## STATED EXERCISE:
You are to retype all of the data exactly as it appears.
— Begin GIVEN RECORDS —
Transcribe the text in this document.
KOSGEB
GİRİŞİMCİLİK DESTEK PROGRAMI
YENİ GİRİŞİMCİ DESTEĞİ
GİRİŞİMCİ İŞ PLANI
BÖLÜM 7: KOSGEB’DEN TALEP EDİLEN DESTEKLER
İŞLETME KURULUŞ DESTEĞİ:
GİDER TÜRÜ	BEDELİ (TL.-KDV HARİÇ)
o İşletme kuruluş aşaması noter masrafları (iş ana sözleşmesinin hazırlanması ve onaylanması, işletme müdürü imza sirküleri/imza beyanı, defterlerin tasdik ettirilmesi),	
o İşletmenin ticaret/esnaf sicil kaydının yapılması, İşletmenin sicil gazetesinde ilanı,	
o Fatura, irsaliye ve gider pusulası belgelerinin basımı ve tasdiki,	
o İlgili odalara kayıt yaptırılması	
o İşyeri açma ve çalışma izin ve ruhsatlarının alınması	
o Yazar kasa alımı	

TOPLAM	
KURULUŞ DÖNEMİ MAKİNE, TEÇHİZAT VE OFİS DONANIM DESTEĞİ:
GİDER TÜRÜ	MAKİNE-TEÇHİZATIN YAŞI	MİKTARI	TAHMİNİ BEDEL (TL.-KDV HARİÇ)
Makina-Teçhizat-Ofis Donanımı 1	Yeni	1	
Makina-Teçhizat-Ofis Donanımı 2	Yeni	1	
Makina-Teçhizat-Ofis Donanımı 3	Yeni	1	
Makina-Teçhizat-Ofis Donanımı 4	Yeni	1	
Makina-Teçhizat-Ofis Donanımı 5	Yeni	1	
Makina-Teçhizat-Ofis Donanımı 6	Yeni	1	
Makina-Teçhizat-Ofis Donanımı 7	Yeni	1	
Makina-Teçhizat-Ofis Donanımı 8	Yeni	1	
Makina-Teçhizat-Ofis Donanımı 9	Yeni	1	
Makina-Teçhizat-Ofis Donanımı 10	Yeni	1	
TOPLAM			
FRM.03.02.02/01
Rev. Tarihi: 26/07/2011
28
— End GIVEN RECORDS —
## ANSWER TO THIS TASK:
Transcribe the text in this document.
KOSGEB
GİRİŞİMCİLİK DESTEK PROGRAMI
YENİ GİRİŞİMCİ DESTEĞİ
GİRİŞİMCİ İŞ PLANI
BÖLÜM 7: KOSGEB’DEN TALEP EDİLEN DESTEKLER
İŞLETME KURULUŞ DESTEĞİ:
GİDER TÜRÜ	BEDELİ (TL.-KDV HARİÇ)
o İşletme kuruluş aşaması noter masrafları (iş ana sözleşmesinin hazırlanması ve onaylanması, işletme müdürü imza sirküleri/imza beyanı, defterlerin tasdik ettirilmesi),	
o İşletmenin ticaret/esnaf sicil kaydının yapılması, İşletmenin sicil gazetesinde ilanı,	
o Fatura, irsaliye ve gider pusulası belgelerinin basımı ve tasdiki,	
o İlgili odalara kayıt yaptırılması	
o İşyeri açma ve çalışma izin ve ruhsatlarının alınması	
o Yazar kasa alımı	

TOPLAM	
KURULUŞ DÖNEMİ MAKİNE, TEÇHİZAT VE OFİS DONANIM DESTEĞİ:
GİDER TÜRÜ	MAKİNE-TEÇHİZATIN YAŞI	MİKTARI	TAHMİNİ BEDEL (TL.-KDV HARİÇ)
Makina-Teçhizat-Ofis Donanımı 1	Yeni	1	
Makina-Teçhizat-Ofis Donanımı 2	Yeni	1	
Makina-Teçhizat-Ofis Donanımı 3	Yeni	1	
Makina-Teçhizat-Ofis Donanımı 4	Yeni	1	
Makina-Teçhizat-Ofis Donanımı 5	Yeni	1	
Makina-Teçhizat-Ofis Donanımı 6	Yeni	1	
Makina-Teçhizat-Ofis Donanımı 7	Yeni	1	
Makina-Teçhizat-Ofis Donanımı 8	Yeni	1	
Makina-Teçhizat-Ofis Donanımı 9	Yeni	1	
Makina-Teçhizat-Ofis Donanımı 10	Yeni	1	
TOPLAM			
FRM.03.02.02/01
Rev. Tarihi: 26/07/2011
28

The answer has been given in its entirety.